## begin LISTING

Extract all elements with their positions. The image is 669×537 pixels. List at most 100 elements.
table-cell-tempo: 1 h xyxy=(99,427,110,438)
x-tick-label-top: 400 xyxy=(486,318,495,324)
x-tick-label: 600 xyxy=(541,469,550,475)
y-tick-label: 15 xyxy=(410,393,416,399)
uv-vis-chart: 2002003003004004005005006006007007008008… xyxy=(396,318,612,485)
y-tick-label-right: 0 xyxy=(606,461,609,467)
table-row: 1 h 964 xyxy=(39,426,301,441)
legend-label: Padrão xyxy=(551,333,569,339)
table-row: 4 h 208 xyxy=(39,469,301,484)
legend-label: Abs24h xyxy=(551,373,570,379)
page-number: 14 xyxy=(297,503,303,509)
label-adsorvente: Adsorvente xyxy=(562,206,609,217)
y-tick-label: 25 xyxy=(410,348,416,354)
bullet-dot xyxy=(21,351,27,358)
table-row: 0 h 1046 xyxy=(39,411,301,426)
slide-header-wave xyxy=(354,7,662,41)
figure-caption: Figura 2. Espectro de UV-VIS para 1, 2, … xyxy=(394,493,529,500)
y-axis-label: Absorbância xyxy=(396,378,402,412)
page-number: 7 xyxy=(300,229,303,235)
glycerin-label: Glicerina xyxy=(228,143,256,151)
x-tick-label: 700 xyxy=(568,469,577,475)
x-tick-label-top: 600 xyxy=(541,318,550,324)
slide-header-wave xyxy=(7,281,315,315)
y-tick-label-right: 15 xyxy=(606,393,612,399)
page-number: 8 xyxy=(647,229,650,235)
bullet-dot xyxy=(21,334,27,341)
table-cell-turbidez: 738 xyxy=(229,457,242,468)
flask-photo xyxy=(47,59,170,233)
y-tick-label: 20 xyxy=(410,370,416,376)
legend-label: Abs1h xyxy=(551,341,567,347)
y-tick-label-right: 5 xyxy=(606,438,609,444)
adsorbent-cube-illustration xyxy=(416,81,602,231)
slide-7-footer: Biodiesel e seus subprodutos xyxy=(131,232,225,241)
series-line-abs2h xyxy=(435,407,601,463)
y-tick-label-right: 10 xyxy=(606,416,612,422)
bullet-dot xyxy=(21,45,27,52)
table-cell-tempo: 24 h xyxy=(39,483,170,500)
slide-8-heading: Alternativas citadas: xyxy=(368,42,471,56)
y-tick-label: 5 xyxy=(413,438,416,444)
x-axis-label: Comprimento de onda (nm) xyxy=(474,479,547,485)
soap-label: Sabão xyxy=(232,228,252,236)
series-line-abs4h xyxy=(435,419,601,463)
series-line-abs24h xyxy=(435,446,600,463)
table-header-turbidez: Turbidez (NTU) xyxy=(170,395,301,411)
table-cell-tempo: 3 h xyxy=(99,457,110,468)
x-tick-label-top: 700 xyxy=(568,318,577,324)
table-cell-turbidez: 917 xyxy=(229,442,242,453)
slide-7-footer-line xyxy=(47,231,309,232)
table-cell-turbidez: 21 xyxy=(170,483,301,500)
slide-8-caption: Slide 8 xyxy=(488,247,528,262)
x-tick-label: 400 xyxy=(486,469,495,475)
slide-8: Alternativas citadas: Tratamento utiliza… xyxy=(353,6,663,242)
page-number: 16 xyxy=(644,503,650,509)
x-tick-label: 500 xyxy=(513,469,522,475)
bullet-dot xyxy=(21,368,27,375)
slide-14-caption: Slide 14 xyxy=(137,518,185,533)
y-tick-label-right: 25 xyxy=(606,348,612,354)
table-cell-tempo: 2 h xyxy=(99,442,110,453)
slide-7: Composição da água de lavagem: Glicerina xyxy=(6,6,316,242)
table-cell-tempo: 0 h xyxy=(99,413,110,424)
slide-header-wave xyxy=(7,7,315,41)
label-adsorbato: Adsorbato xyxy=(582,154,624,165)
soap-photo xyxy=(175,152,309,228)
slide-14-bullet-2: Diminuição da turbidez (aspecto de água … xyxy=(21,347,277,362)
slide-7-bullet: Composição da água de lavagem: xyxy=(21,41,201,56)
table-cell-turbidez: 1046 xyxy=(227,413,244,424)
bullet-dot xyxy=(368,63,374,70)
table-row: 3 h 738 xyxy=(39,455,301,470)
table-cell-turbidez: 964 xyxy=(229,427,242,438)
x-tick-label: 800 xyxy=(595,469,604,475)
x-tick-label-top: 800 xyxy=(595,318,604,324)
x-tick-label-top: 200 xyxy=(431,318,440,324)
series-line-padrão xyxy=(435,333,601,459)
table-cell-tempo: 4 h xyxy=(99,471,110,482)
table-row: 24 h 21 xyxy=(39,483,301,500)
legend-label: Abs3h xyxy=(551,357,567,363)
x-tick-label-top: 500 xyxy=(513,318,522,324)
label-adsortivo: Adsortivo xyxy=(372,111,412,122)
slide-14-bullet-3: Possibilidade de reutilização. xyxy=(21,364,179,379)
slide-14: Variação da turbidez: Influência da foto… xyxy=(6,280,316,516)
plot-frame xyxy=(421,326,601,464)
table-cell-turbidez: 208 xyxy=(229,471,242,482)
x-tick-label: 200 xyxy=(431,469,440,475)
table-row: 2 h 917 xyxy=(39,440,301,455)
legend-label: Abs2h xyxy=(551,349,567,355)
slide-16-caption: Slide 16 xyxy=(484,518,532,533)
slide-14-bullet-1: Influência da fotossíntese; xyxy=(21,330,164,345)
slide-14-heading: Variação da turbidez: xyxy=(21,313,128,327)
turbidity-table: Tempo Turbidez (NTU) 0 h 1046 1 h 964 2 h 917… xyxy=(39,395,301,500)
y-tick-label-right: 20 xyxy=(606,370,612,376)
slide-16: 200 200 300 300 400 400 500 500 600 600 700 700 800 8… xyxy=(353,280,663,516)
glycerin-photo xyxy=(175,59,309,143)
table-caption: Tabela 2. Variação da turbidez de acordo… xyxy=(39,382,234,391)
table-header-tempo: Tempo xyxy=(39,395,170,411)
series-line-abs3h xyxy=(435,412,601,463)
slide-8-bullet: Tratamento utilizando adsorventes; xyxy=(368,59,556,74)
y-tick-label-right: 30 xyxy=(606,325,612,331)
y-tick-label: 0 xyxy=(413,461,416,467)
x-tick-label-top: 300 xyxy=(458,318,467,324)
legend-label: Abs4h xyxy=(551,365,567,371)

## end LISTING

◆ GOAL
Reproduce the material above line for line, with no changes.

◆ THE REPLY
Extract all elements with their positions. The image is 669×537 pixels. List at most 100 elements.
table-cell-tempo: 1 h xyxy=(99,427,110,438)
x-tick-label-top: 400 xyxy=(486,318,495,324)
x-tick-label: 600 xyxy=(541,469,550,475)
y-tick-label: 15 xyxy=(410,393,416,399)
uv-vis-chart: 2002003003004004005005006006007007008008… xyxy=(396,318,612,485)
y-tick-label-right: 0 xyxy=(606,461,609,467)
table-row: 1 h 964 xyxy=(39,426,301,441)
legend-label: Padrão xyxy=(551,333,569,339)
table-row: 4 h 208 xyxy=(39,469,301,484)
legend-label: Abs24h xyxy=(551,373,570,379)
page-number: 14 xyxy=(297,503,303,509)
label-adsorvente: Adsorvente xyxy=(562,206,609,217)
y-tick-label: 25 xyxy=(410,348,416,354)
bullet-dot xyxy=(21,351,27,358)
table-row: 0 h 1046 xyxy=(39,411,301,426)
slide-header-wave xyxy=(354,7,662,41)
figure-caption: Figura 2. Espectro de UV-VIS para 1, 2, … xyxy=(394,493,529,500)
y-axis-label: Absorbância xyxy=(396,378,402,412)
page-number: 7 xyxy=(300,229,303,235)
glycerin-label: Glicerina xyxy=(228,143,256,151)
x-tick-label: 700 xyxy=(568,469,577,475)
x-tick-label-top: 600 xyxy=(541,318,550,324)
slide-header-wave xyxy=(7,281,315,315)
y-tick-label-right: 15 xyxy=(606,393,612,399)
page-number: 8 xyxy=(647,229,650,235)
bullet-dot xyxy=(21,334,27,341)
table-cell-turbidez: 738 xyxy=(229,457,242,468)
flask-photo xyxy=(47,59,170,233)
y-tick-label: 20 xyxy=(410,370,416,376)
legend-label: Abs1h xyxy=(551,341,567,347)
y-tick-label-right: 5 xyxy=(606,438,609,444)
adsorbent-cube-illustration xyxy=(416,81,602,231)
slide-7-footer: Biodiesel e seus subprodutos xyxy=(131,232,225,241)
series-line-abs2h xyxy=(435,407,601,463)
y-tick-label-right: 10 xyxy=(606,416,612,422)
bullet-dot xyxy=(21,45,27,52)
table-cell-tempo: 24 h xyxy=(39,483,170,500)
slide-8-heading: Alternativas citadas: xyxy=(368,42,471,56)
y-tick-label: 5 xyxy=(413,438,416,444)
x-axis-label: Comprimento de onda (nm) xyxy=(474,479,547,485)
soap-label: Sabão xyxy=(232,228,252,236)
series-line-abs4h xyxy=(435,419,601,463)
series-line-abs24h xyxy=(435,446,600,463)
table-header-turbidez: Turbidez (NTU) xyxy=(170,395,301,411)
table-cell-tempo: 3 h xyxy=(99,457,110,468)
x-tick-label-top: 700 xyxy=(568,318,577,324)
table-cell-turbidez: 917 xyxy=(229,442,242,453)
slide-7-footer-line xyxy=(47,231,309,232)
table-cell-turbidez: 21 xyxy=(170,483,301,500)
slide-8-caption: Slide 8 xyxy=(488,247,528,262)
x-tick-label: 400 xyxy=(486,469,495,475)
slide-8: Alternativas citadas: Tratamento utiliza… xyxy=(353,6,663,242)
page-number: 16 xyxy=(644,503,650,509)
x-tick-label: 500 xyxy=(513,469,522,475)
bullet-dot xyxy=(21,368,27,375)
slide-14-caption: Slide 14 xyxy=(137,518,185,533)
y-tick-label-right: 25 xyxy=(606,348,612,354)
table-cell-tempo: 2 h xyxy=(99,442,110,453)
slide-7: Composição da água de lavagem: Glicerina xyxy=(6,6,316,242)
table-cell-tempo: 0 h xyxy=(99,413,110,424)
slide-header-wave xyxy=(7,7,315,41)
label-adsorbato: Adsorbato xyxy=(582,154,624,165)
soap-photo xyxy=(175,152,309,228)
slide-14-bullet-2: Diminuição da turbidez (aspecto de água … xyxy=(21,347,277,362)
slide-7-bullet: Composição da água de lavagem: xyxy=(21,41,201,56)
table-cell-turbidez: 1046 xyxy=(227,413,244,424)
bullet-dot xyxy=(368,63,374,70)
table-row: 3 h 738 xyxy=(39,455,301,470)
table-cell-turbidez: 964 xyxy=(229,427,242,438)
x-tick-label: 800 xyxy=(595,469,604,475)
x-tick-label-top: 800 xyxy=(595,318,604,324)
x-tick-label-top: 200 xyxy=(431,318,440,324)
series-line-padrão xyxy=(435,333,601,459)
table-cell-tempo: 4 h xyxy=(99,471,110,482)
table-row: 24 h 21 xyxy=(39,483,301,500)
legend-label: Abs3h xyxy=(551,357,567,363)
x-tick-label-top: 500 xyxy=(513,318,522,324)
label-adsortivo: Adsortivo xyxy=(372,111,412,122)
slide-14-bullet-3: Possibilidade de reutilização. xyxy=(21,364,179,379)
slide-14: Variação da turbidez: Influência da foto… xyxy=(6,280,316,516)
plot-frame xyxy=(421,326,601,464)
table-cell-turbidez: 208 xyxy=(229,471,242,482)
x-tick-label: 200 xyxy=(431,469,440,475)
table-row: 2 h 917 xyxy=(39,440,301,455)
legend-label: Abs2h xyxy=(551,349,567,355)
slide-16-caption: Slide 16 xyxy=(484,518,532,533)
slide-14-bullet-1: Influência da fotossíntese; xyxy=(21,330,164,345)
slide-14-heading: Variação da turbidez: xyxy=(21,313,128,327)
turbidity-table: Tempo Turbidez (NTU) 0 h 1046 1 h 964 2 h 917… xyxy=(39,395,301,500)
y-tick-label-right: 20 xyxy=(606,370,612,376)
slide-16: 200 200 300 300 400 400 500 500 600 600 700 700 800 8… xyxy=(353,280,663,516)
glycerin-photo xyxy=(175,59,309,143)
table-caption: Tabela 2. Variação da turbidez de acordo… xyxy=(39,382,234,391)
table-header-tempo: Tempo xyxy=(39,395,170,411)
series-line-abs3h xyxy=(435,412,601,463)
slide-8-bullet: Tratamento utilizando adsorventes; xyxy=(368,59,556,74)
y-tick-label-right: 30 xyxy=(606,325,612,331)
y-tick-label: 0 xyxy=(413,461,416,467)
x-tick-label-top: 300 xyxy=(458,318,467,324)
legend-label: Abs4h xyxy=(551,365,567,371)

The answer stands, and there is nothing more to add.